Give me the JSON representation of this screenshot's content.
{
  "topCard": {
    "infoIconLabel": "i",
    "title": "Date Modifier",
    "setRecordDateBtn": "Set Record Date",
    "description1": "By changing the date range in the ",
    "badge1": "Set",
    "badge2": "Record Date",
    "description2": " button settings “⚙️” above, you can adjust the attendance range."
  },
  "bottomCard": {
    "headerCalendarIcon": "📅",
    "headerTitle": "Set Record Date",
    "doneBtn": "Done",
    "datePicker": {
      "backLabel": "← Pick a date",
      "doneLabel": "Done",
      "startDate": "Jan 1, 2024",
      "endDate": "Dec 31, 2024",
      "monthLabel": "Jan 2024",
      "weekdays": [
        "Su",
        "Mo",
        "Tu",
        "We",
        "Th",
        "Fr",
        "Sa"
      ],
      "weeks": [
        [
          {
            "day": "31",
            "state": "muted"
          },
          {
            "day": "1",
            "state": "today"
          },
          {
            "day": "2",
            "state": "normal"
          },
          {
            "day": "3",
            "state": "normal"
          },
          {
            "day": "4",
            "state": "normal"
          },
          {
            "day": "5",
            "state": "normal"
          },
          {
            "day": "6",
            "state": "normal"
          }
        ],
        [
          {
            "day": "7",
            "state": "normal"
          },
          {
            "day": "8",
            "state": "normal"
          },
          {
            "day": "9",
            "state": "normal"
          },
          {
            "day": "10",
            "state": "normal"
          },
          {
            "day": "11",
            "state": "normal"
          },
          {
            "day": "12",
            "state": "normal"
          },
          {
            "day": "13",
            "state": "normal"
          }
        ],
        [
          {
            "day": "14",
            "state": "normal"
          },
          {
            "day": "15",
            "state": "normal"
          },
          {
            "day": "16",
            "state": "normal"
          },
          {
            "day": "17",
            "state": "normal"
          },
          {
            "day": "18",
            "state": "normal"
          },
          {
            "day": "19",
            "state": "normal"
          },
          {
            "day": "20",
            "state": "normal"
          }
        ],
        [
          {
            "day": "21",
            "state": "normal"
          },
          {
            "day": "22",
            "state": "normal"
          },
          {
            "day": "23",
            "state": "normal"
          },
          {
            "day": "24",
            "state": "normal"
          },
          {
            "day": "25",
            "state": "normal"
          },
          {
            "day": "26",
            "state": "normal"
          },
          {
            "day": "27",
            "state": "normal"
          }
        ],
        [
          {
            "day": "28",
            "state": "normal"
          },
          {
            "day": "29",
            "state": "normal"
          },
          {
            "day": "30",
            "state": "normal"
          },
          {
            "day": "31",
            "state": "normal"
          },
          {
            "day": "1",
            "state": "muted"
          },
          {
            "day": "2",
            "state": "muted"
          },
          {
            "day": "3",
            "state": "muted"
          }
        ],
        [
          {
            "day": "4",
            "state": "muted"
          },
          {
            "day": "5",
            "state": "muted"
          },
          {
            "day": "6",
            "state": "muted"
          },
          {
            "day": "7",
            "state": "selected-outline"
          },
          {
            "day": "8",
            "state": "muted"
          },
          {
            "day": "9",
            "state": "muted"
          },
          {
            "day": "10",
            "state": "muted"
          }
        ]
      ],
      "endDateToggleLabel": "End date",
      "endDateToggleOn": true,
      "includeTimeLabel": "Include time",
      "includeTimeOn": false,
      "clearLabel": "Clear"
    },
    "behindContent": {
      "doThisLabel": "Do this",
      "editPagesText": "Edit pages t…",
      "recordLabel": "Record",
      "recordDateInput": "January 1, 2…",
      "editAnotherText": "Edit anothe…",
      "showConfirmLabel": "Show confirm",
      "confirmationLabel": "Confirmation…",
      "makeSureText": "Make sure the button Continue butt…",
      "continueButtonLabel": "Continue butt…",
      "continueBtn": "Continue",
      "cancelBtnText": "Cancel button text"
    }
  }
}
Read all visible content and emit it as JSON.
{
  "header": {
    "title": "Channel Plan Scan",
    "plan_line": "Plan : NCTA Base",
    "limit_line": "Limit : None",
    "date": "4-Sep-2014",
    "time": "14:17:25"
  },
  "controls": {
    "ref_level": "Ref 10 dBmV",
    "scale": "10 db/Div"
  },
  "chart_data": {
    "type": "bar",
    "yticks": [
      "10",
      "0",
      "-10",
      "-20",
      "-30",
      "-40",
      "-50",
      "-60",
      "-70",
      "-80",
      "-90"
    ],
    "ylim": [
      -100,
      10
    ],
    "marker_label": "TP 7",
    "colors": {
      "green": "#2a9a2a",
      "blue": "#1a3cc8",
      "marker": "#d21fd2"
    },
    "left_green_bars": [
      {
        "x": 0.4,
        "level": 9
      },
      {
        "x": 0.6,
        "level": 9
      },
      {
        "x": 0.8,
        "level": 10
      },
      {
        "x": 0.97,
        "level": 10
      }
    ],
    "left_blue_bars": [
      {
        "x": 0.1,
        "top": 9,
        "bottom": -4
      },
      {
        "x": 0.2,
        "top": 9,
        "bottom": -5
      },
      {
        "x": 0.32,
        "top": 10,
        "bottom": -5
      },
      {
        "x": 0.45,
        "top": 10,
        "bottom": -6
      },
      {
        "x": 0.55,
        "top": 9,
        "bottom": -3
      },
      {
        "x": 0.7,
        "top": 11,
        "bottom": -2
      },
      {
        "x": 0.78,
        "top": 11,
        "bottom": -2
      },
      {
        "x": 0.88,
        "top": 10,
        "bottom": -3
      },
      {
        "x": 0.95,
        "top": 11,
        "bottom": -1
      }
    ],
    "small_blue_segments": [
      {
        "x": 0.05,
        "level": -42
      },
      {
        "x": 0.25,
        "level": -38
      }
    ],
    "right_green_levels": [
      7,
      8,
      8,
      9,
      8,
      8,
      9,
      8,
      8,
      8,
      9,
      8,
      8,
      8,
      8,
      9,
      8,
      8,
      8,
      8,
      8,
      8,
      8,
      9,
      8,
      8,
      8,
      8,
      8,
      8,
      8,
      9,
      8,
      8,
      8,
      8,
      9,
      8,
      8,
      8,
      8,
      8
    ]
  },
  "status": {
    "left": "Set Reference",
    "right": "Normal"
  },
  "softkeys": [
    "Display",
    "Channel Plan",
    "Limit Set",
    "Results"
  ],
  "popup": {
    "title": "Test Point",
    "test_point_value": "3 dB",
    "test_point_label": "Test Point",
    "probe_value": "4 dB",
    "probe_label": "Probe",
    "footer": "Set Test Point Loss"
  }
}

____

Extract each line from the listing above, please, and repeat it exactly.

Give me the JSON representation of this screenshot's content.
{
  "topCard": {
    "infoIconLabel": "i",
    "title": "Date Modifier",
    "setRecordDateBtn": "Set Record Date",
    "description1": "By changing the date range in the ",
    "badge1": "Set",
    "badge2": "Record Date",
    "description2": " button settings “⚙️” above, you can adjust the attendance range."
  },
  "bottomCard": {
    "headerCalendarIcon": "📅",
    "headerTitle": "Set Record Date",
    "doneBtn": "Done",
    "datePicker": {
      "backLabel": "← Pick a date",
      "doneLabel": "Done",
      "startDate": "Jan 1, 2024",
      "endDate": "Dec 31, 2024",
      "monthLabel": "Jan 2024",
      "weekdays": [
        "Su",
        "Mo",
        "Tu",
        "We",
        "Th",
        "Fr",
        "Sa"
      ],
      "weeks": [
        [
          {
            "day": "31",
            "state": "muted"
          },
          {
            "day": "1",
            "state": "today"
          },
          {
            "day": "2",
            "state": "normal"
          },
          {
            "day": "3",
            "state": "normal"
          },
          {
            "day": "4",
            "state": "normal"
          },
          {
            "day": "5",
            "state": "normal"
          },
          {
            "day": "6",
            "state": "normal"
          }
        ],
        [
          {
            "day": "7",
            "state": "normal"
          },
          {
            "day": "8",
            "state": "normal"
          },
          {
            "day": "9",
            "state": "normal"
          },
          {
            "day": "10",
            "state": "normal"
          },
          {
            "day": "11",
            "state": "normal"
          },
          {
            "day": "12",
            "state": "normal"
          },
          {
            "day": "13",
            "state": "normal"
          }
        ],
        [
          {
            "day": "14",
            "state": "normal"
          },
          {
            "day": "15",
            "state": "normal"
          },
          {
            "day": "16",
            "state": "normal"
          },
          {
            "day": "17",
            "state": "normal"
          },
          {
            "day": "18",
            "state": "normal"
          },
          {
            "day": "19",
            "state": "normal"
          },
          {
            "day": "20",
            "state": "normal"
          }
        ],
        [
          {
            "day": "21",
            "state": "normal"
          },
          {
            "day": "22",
            "state": "normal"
          },
          {
            "day": "23",
            "state": "normal"
          },
          {
            "day": "24",
            "state": "normal"
          },
          {
            "day": "25",
            "state": "normal"
          },
          {
            "day": "26",
            "state": "normal"
          },
          {
            "day": "27",
            "state": "normal"
          }
        ],
        [
          {
            "day": "28",
            "state": "normal"
          },
          {
            "day": "29",
            "state": "normal"
          },
          {
            "day": "30",
            "state": "normal"
          },
          {
            "day": "31",
            "state": "normal"
          },
          {
            "day": "1",
            "state": "muted"
          },
          {
            "day": "2",
            "state": "muted"
          },
          {
            "day": "3",
            "state": "muted"
          }
        ],
        [
          {
            "day": "4",
            "state": "muted"
          },
          {
            "day": "5",
            "state": "muted"
          },
          {
            "day": "6",
            "state": "muted"
          },
          {
            "day": "7",
            "state": "selected-outline"
          },
          {
            "day": "8",
            "state": "muted"
          },
          {
            "day": "9",
            "state": "muted"
          },
          {
            "day": "10",
            "state": "muted"
          }
        ]
      ],
      "endDateToggleLabel": "End date",
      "endDateToggleOn": true,
      "includeTimeLabel": "Include time",
      "includeTimeOn": false,
      "clearLabel": "Clear"
    },
    "behindContent": {
      "doThisLabel": "Do this",
      "editPagesText": "Edit pages t…",
      "recordLabel": "Record",
      "recordDateInput": "January 1, 2…",
      "editAnotherText": "Edit anothe…",
      "showConfirmLabel": "Show confirm",
      "confirmationLabel": "Confirmation…",
      "makeSureText": "Make sure the button Continue butt…",
      "continueButtonLabel": "Continue butt…",
      "continueBtn": "Continue",
      "cancelBtnText": "Cancel button text"
    }
  }
}
Read all visible content and emit it as JSON.
{
  "header": {
    "title": "Channel Plan Scan",
    "plan_line": "Plan : NCTA Base",
    "limit_line": "Limit : None",
    "date": "4-Sep-2014",
    "time": "14:17:25"
  },
  "controls": {
    "ref_level": "Ref 10 dBmV",
    "scale": "10 db/Div"
  },
  "chart_data": {
    "type": "bar",
    "yticks": [
      "10",
      "0",
      "-10",
      "-20",
      "-30",
      "-40",
      "-50",
      "-60",
      "-70",
      "-80",
      "-90"
    ],
    "ylim": [
      -100,
      10
    ],
    "marker_label": "TP 7",
    "colors": {
      "green": "#2a9a2a",
      "blue": "#1a3cc8",
      "marker": "#d21fd2"
    },
    "left_green_bars": [
      {
        "x": 0.4,
        "level": 9
      },
      {
        "x": 0.6,
        "level": 9
      },
      {
        "x": 0.8,
        "level": 10
      },
      {
        "x": 0.97,
        "level": 10
      }
    ],
    "left_blue_bars": [
      {
        "x": 0.1,
        "top": 9,
        "bottom": -4
      },
      {
        "x": 0.2,
        "top": 9,
        "bottom": -5
      },
      {
        "x": 0.32,
        "top": 10,
        "bottom": -5
      },
      {
        "x": 0.45,
        "top": 10,
        "bottom": -6
      },
      {
        "x": 0.55,
        "top": 9,
        "bottom": -3
      },
      {
        "x": 0.7,
        "top": 11,
        "bottom": -2
      },
      {
        "x": 0.78,
        "top": 11,
        "bottom": -2
      },
      {
        "x": 0.88,
        "top": 10,
        "bottom": -3
      },
      {
        "x": 0.95,
        "top": 11,
        "bottom": -1
      }
    ],
    "small_blue_segments": [
      {
        "x": 0.05,
        "level": -42
      },
      {
        "x": 0.25,
        "level": -38
      }
    ],
    "right_green_levels": [
      7,
      8,
      8,
      9,
      8,
      8,
      9,
      8,
      8,
      8,
      9,
      8,
      8,
      8,
      8,
      9,
      8,
      8,
      8,
      8,
      8,
      8,
      8,
      9,
      8,
      8,
      8,
      8,
      8,
      8,
      8,
      9,
      8,
      8,
      8,
      8,
      9,
      8,
      8,
      8,
      8,
      8
    ]
  },
  "status": {
    "left": "Set Reference",
    "right": "Normal"
  },
  "softkeys": [
    "Display",
    "Channel Plan",
    "Limit Set",
    "Results"
  ],
  "popup": {
    "title": "Test Point",
    "test_point_value": "3 dB",
    "test_point_label": "Test Point",
    "probe_value": "4 dB",
    "probe_label": "Probe",
    "footer": "Set Test Point Loss"
  }
}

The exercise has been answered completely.